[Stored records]
☆ ☆ ☆ ☆

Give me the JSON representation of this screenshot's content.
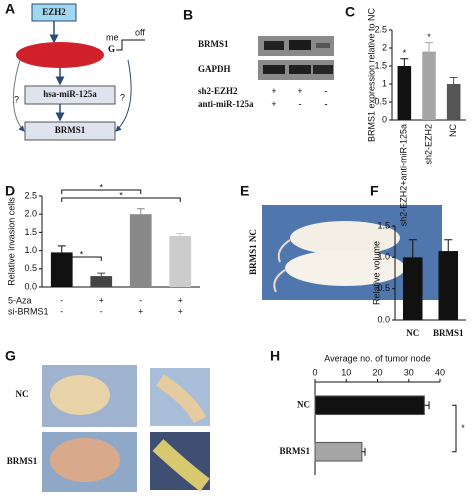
{
  "figure": {
    "panel_labels": [
      "A",
      "B",
      "C",
      "D",
      "E",
      "F",
      "G",
      "H"
    ],
    "diagram": {
      "ezh2": "EZH2",
      "methyl": "me",
      "site": "G",
      "state": "off",
      "mirna": "hsa-miR-125a",
      "target": "BRMS1",
      "unknown": [
        "?",
        "?"
      ]
    },
    "blot": {
      "proteins": [
        "BRMS1",
        "GAPDH"
      ],
      "rows": [
        {
          "name": "sh2-EZH2",
          "marks": [
            "+",
            "+",
            "-"
          ]
        },
        {
          "name": "anti-miR-125a",
          "marks": [
            "+",
            "-",
            "-"
          ]
        }
      ]
    },
    "mouse_photo": {
      "label": "BRMS1  NC"
    },
    "tumor_photo": {
      "labels": [
        "NC",
        "BRMS1"
      ]
    }
  },
  "chart_data": [
    {
      "type": "bar",
      "ylabel": "BRMS1 expression relative to NC",
      "categories": [
        "sh2-EZH2+anti-miR-125a",
        "sh2-EZH2",
        "NC"
      ],
      "values": [
        1.5,
        1.9,
        1.0
      ],
      "errors": [
        0.2,
        0.25,
        0.18
      ],
      "colors": [
        "#111111",
        "#a6a6a6",
        "#555555"
      ],
      "ylim": [
        0,
        2.5
      ],
      "yticks": [
        0,
        0.5,
        1,
        1.5,
        2,
        2.5
      ],
      "annotations": [
        "*",
        "*"
      ]
    },
    {
      "type": "bar",
      "ylabel": "Relative invasion cells",
      "conditions": [
        {
          "name": "5-Aza",
          "marks": [
            "-",
            "+",
            "-",
            "+"
          ]
        },
        {
          "name": "si-BRMS1",
          "marks": [
            "-",
            "-",
            "+",
            "+"
          ]
        }
      ],
      "values": [
        0.95,
        0.3,
        2.0,
        1.4
      ],
      "errors": [
        0.18,
        0.08,
        0.15,
        0.07
      ],
      "colors": [
        "#111111",
        "#444444",
        "#888888",
        "#cccccc"
      ],
      "ylim": [
        0,
        2.5
      ],
      "yticks": [
        {
          "value": 0,
          "label": "0.0"
        },
        0.5,
        {
          "value": 1,
          "label": "1.0"
        },
        1.5,
        {
          "value": 2,
          "label": "2.0"
        },
        2.5
      ],
      "annotations": [
        "*",
        "*",
        "*"
      ]
    },
    {
      "type": "bar",
      "ylabel": "Relative volume",
      "categories": [
        "NC",
        "BRMS1"
      ],
      "values": [
        1.0,
        1.1
      ],
      "errors": [
        0.28,
        0.18
      ],
      "colors": [
        "#111111",
        "#111111"
      ],
      "ylim": [
        0,
        1.5
      ],
      "yticks": [
        {
          "value": 0,
          "label": "0.0"
        },
        0.5,
        {
          "value": 1,
          "label": "1.0"
        },
        1.5
      ]
    },
    {
      "type": "hbar",
      "title": "Average no. of tumor node",
      "categories": [
        "NC",
        "BRMS1"
      ],
      "values": [
        35,
        15
      ],
      "errors": [
        1.5,
        1
      ],
      "colors": [
        "#111111",
        "#a6a6a6"
      ],
      "xlim": [
        0,
        40
      ],
      "xticks": [
        0,
        10,
        20,
        30,
        40
      ],
      "annotations": [
        "*"
      ]
    }
  ]
}
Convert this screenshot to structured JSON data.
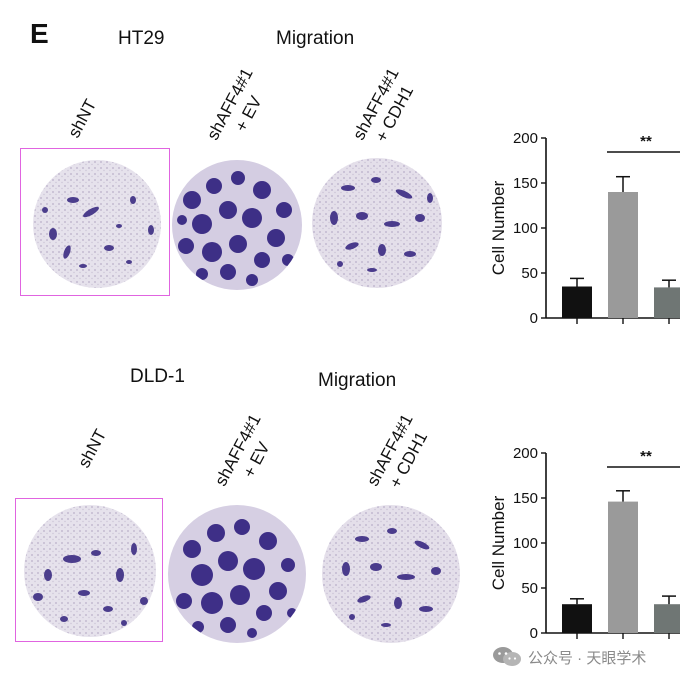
{
  "panel_label": "E",
  "rows": [
    {
      "cell_line": "HT29",
      "assay": "Migration",
      "conditions": [
        "shNT",
        "shAFF4#1\n+ EV",
        "shAFF4#1\n+ CDH1"
      ]
    },
    {
      "cell_line": "DLD-1",
      "assay": "Migration",
      "conditions": [
        "shNT",
        "shAFF4#1\n+ EV",
        "shAFF4#1\n+ CDH1"
      ]
    }
  ],
  "chart_data": [
    {
      "type": "bar",
      "ylabel": "Cell Number",
      "ylim": [
        0,
        200
      ],
      "yticks": [
        0,
        50,
        100,
        150,
        200
      ],
      "categories": [
        "shNT",
        "shAFF4#1 + EV",
        "shAFF4#1 + CDH1"
      ],
      "values": [
        35,
        140,
        34
      ],
      "errors": [
        9,
        17,
        8
      ],
      "bar_colors": [
        "#111111",
        "#9a9a9a",
        "#6f7674"
      ],
      "significance": {
        "from": 1,
        "to": 2,
        "label": "**"
      }
    },
    {
      "type": "bar",
      "ylabel": "Cell Number",
      "ylim": [
        0,
        200
      ],
      "yticks": [
        0,
        50,
        100,
        150,
        200
      ],
      "categories": [
        "shNT",
        "shAFF4#1 + EV",
        "shAFF4#1 + CDH1"
      ],
      "values": [
        32,
        146,
        32
      ],
      "errors": [
        6,
        12,
        9
      ],
      "bar_colors": [
        "#111111",
        "#9a9a9a",
        "#6f7674"
      ],
      "significance": {
        "from": 1,
        "to": 2,
        "label": "**"
      }
    }
  ],
  "watermark": {
    "text": "公众号 · 天眼学术",
    "icon": "wechat-icon"
  }
}
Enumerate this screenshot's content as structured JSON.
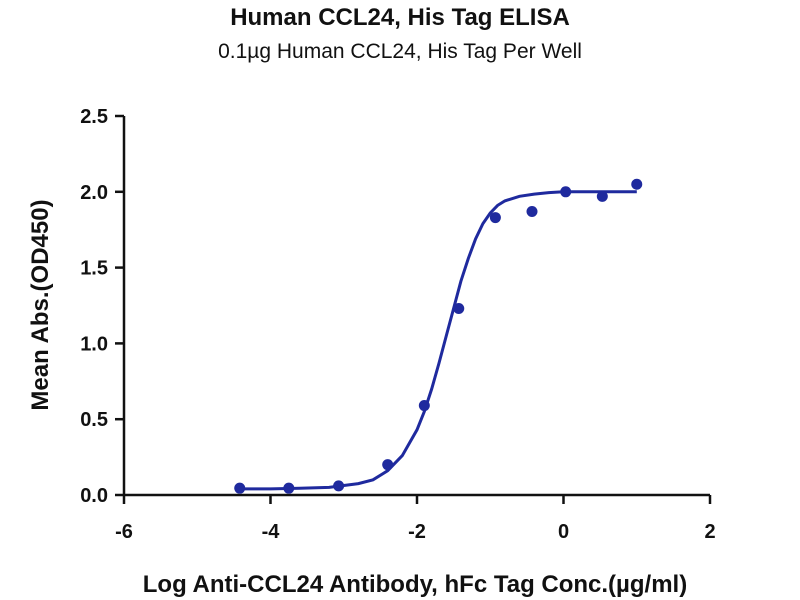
{
  "chart_data": {
    "type": "scatter",
    "title": "Human CCL24, His Tag ELISA",
    "subtitle": "0.1µg Human CCL24, His Tag Per Well",
    "xlabel": "Log Anti-CCL24 Antibody, hFc Tag Conc.(µg/ml)",
    "ylabel": "Mean Abs.(OD450)",
    "xlim": [
      -6,
      2
    ],
    "ylim": [
      0,
      2.5
    ],
    "x_ticks": [
      -6,
      -4,
      -2,
      0,
      2
    ],
    "y_ticks": [
      0.0,
      0.5,
      1.0,
      1.5,
      2.0,
      2.5
    ],
    "x_tick_labels": [
      "-6",
      "-4",
      "-2",
      "0",
      "2"
    ],
    "y_tick_labels": [
      "0.0",
      "0.5",
      "1.0",
      "1.5",
      "2.0",
      "2.5"
    ],
    "grid": false,
    "color": "#1f2a9e",
    "points": {
      "x": [
        -4.42,
        -3.75,
        -3.07,
        -2.4,
        -1.9,
        -1.43,
        -0.93,
        -0.43,
        0.03,
        0.53,
        1.0
      ],
      "y": [
        0.045,
        0.045,
        0.06,
        0.2,
        0.59,
        1.23,
        1.83,
        1.87,
        2.0,
        1.97,
        2.05
      ]
    },
    "fit_curve": {
      "x": [
        -4.4,
        -4.0,
        -3.6,
        -3.2,
        -2.8,
        -2.6,
        -2.4,
        -2.2,
        -2.0,
        -1.9,
        -1.8,
        -1.7,
        -1.6,
        -1.5,
        -1.4,
        -1.3,
        -1.2,
        -1.1,
        -1.0,
        -0.9,
        -0.8,
        -0.6,
        -0.4,
        -0.2,
        0.0,
        0.3,
        0.6,
        1.0
      ],
      "y": [
        0.04,
        0.04,
        0.045,
        0.05,
        0.075,
        0.1,
        0.16,
        0.26,
        0.43,
        0.55,
        0.7,
        0.87,
        1.05,
        1.23,
        1.41,
        1.56,
        1.69,
        1.79,
        1.86,
        1.91,
        1.94,
        1.97,
        1.985,
        1.995,
        2.0,
        2.0,
        2.0,
        2.0
      ]
    }
  }
}
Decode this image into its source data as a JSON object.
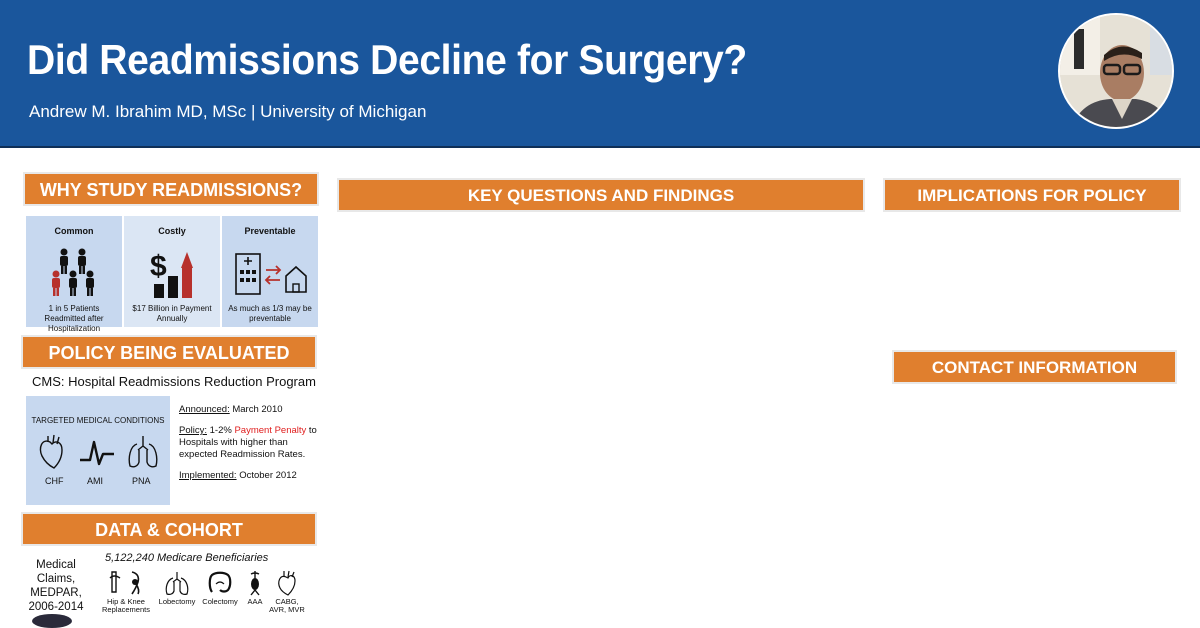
{
  "header": {
    "title": "Did Readmissions Decline for Surgery?",
    "author": "Andrew M. Ibrahim MD, MSc | University of Michigan"
  },
  "sections": {
    "why": "WHY STUDY READMISSIONS?",
    "key": "KEY QUESTIONS AND FINDINGS",
    "implications": "IMPLICATIONS FOR POLICY",
    "policy": "POLICY BEING EVALUATED",
    "data": "DATA & COHORT",
    "contact": "CONTACT INFORMATION"
  },
  "why": [
    {
      "heading": "Common",
      "caption": "1 in 5 Patients Readmitted after Hospitalization",
      "icon": "people-icon"
    },
    {
      "heading": "Costly",
      "caption": "$17 Billion in Payment Annually",
      "icon": "dollar-chart-icon"
    },
    {
      "heading": "Preventable",
      "caption": "As much as 1/3 may be preventable",
      "icon": "hospital-home-icon"
    }
  ],
  "policy": {
    "program": "CMS: Hospital Readmissions Reduction Program",
    "conditions_heading": "TARGETED MEDICAL CONDITIONS",
    "conditions": [
      "CHF",
      "AMI",
      "PNA"
    ],
    "announced_label": "Announced:",
    "announced": " March 2010",
    "policy_label": "Policy:",
    "policy_pre": " 1-2% ",
    "policy_penalty": "Payment Penalty",
    "policy_post": " to Hospitals with higher than expected Readmission Rates.",
    "implemented_label": "Implemented:",
    "implemented": " October 2012"
  },
  "data": {
    "source": "Medical Claims, MEDPAR, 2006-2014",
    "beneficiaries": "5,122,240 Medicare Beneficiaries",
    "procedures": [
      "Hip & Knee Replacements",
      "Lobectomy",
      "Colectomy",
      "AAA",
      "CABG, AVR, MVR"
    ]
  },
  "colors": {
    "header": "#1a569c",
    "banner": "#e07f2e",
    "panel": "#c7d8ef",
    "penalty": "#e02020"
  }
}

☆ ☆ ☆ ☆

Brief.
Read through the entries and count the lines where "caption" appears; respond with the number only.

Answer to the exercise.
3